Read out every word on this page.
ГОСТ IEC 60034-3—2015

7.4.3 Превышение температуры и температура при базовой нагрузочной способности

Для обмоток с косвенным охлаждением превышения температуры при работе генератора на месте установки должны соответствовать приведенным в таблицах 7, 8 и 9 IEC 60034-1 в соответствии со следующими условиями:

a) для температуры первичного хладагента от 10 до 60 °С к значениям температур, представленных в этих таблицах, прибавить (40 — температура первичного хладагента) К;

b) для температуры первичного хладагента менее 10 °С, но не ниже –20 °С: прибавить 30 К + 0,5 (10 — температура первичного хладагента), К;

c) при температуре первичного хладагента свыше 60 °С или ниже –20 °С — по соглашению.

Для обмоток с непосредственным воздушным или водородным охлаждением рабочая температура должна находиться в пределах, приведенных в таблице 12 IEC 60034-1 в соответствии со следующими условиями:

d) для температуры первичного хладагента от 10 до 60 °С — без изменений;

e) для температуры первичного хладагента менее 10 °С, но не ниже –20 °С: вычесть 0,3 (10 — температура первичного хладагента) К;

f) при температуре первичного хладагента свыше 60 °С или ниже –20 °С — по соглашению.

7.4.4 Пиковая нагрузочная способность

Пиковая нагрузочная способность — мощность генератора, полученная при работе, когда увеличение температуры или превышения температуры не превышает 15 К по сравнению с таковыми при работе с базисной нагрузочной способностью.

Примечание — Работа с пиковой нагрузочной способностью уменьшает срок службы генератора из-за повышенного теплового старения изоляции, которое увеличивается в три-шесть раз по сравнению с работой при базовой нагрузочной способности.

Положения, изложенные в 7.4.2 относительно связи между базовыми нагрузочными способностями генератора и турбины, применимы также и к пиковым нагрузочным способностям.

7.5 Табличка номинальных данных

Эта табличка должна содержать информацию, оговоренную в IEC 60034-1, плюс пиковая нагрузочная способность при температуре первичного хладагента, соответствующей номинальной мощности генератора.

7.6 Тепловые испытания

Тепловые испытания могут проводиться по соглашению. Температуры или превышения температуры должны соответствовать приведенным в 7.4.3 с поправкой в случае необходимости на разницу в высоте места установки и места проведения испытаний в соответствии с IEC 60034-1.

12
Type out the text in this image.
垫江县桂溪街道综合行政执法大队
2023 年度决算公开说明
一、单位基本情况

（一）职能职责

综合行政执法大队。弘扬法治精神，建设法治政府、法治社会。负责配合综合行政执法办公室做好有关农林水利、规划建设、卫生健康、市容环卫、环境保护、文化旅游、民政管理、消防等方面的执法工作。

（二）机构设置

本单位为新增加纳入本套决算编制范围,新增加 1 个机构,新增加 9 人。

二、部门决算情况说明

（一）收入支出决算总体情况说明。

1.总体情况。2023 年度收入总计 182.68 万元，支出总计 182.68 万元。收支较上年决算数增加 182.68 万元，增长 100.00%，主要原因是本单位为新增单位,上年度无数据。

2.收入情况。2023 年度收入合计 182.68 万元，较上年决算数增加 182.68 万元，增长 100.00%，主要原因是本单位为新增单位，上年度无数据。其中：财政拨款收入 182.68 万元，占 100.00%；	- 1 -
□ □ □ □
▶ **WRITTEN INSTRUCTION**
Please set down all the data word for word.

▶ **REPLY TO THE EXERCISE**
Read out every word on this page.
ГОСТ IEC 60034-3—2015

7.4.3 Превышение температуры и температура при базовой нагрузочной способности

Для обмоток с косвенным охлаждением превышения температуры при работе генератора на месте установки должны соответствовать приведенным в таблицах 7, 8 и 9 IEC 60034-1 в соответствии со следующими условиями:

a) для температуры первичного хладагента от 10 до 60 °С к значениям температур, представленных в этих таблицах, прибавить (40 — температура первичного хладагента) К;

b) для температуры первичного хладагента менее 10 °С, но не ниже –20 °С: прибавить 30 К + 0,5 (10 — температура первичного хладагента), К;

c) при температуре первичного хладагента свыше 60 °С или ниже –20 °С — по соглашению.

Для обмоток с непосредственным воздушным или водородным охлаждением рабочая температура должна находиться в пределах, приведенных в таблице 12 IEC 60034-1 в соответствии со следующими условиями:

d) для температуры первичного хладагента от 10 до 60 °С — без изменений;

e) для температуры первичного хладагента менее 10 °С, но не ниже –20 °С: вычесть 0,3 (10 — температура первичного хладагента) К;

f) при температуре первичного хладагента свыше 60 °С или ниже –20 °С — по соглашению.

7.4.4 Пиковая нагрузочная способность

Пиковая нагрузочная способность — мощность генератора, полученная при работе, когда увеличение температуры или превышения температуры не превышает 15 К по сравнению с таковыми при работе с базисной нагрузочной способностью.

Примечание — Работа с пиковой нагрузочной способностью уменьшает срок службы генератора из-за повышенного теплового старения изоляции, которое увеличивается в три-шесть раз по сравнению с работой при базовой нагрузочной способности.

Положения, изложенные в 7.4.2 относительно связи между базовыми нагрузочными способностями генератора и турбины, применимы также и к пиковым нагрузочным способностям.

7.5 Табличка номинальных данных

Эта табличка должна содержать информацию, оговоренную в IEC 60034-1, плюс пиковая нагрузочная способность при температуре первичного хладагента, соответствующей номинальной мощности генератора.

7.6 Тепловые испытания

Тепловые испытания могут проводиться по соглашению. Температуры или превышения температуры должны соответствовать приведенным в 7.4.3 с поправкой в случае необходимости на разницу в высоте места установки и места проведения испытаний в соответствии с IEC 60034-1.

12
Type out the text in this image.
垫江县桂溪街道综合行政执法大队
2023 年度决算公开说明
一、单位基本情况

（一）职能职责

综合行政执法大队。弘扬法治精神，建设法治政府、法治社会。负责配合综合行政执法办公室做好有关农林水利、规划建设、卫生健康、市容环卫、环境保护、文化旅游、民政管理、消防等方面的执法工作。

（二）机构设置

本单位为新增加纳入本套决算编制范围,新增加 1 个机构,新增加 9 人。

二、部门决算情况说明

（一）收入支出决算总体情况说明。

1.总体情况。2023 年度收入总计 182.68 万元，支出总计 182.68 万元。收支较上年决算数增加 182.68 万元，增长 100.00%，主要原因是本单位为新增单位,上年度无数据。

2.收入情况。2023 年度收入合计 182.68 万元，较上年决算数增加 182.68 万元，增长 100.00%，主要原因是本单位为新增单位，上年度无数据。其中：财政拨款收入 182.68 万元，占 100.00%；	- 1 -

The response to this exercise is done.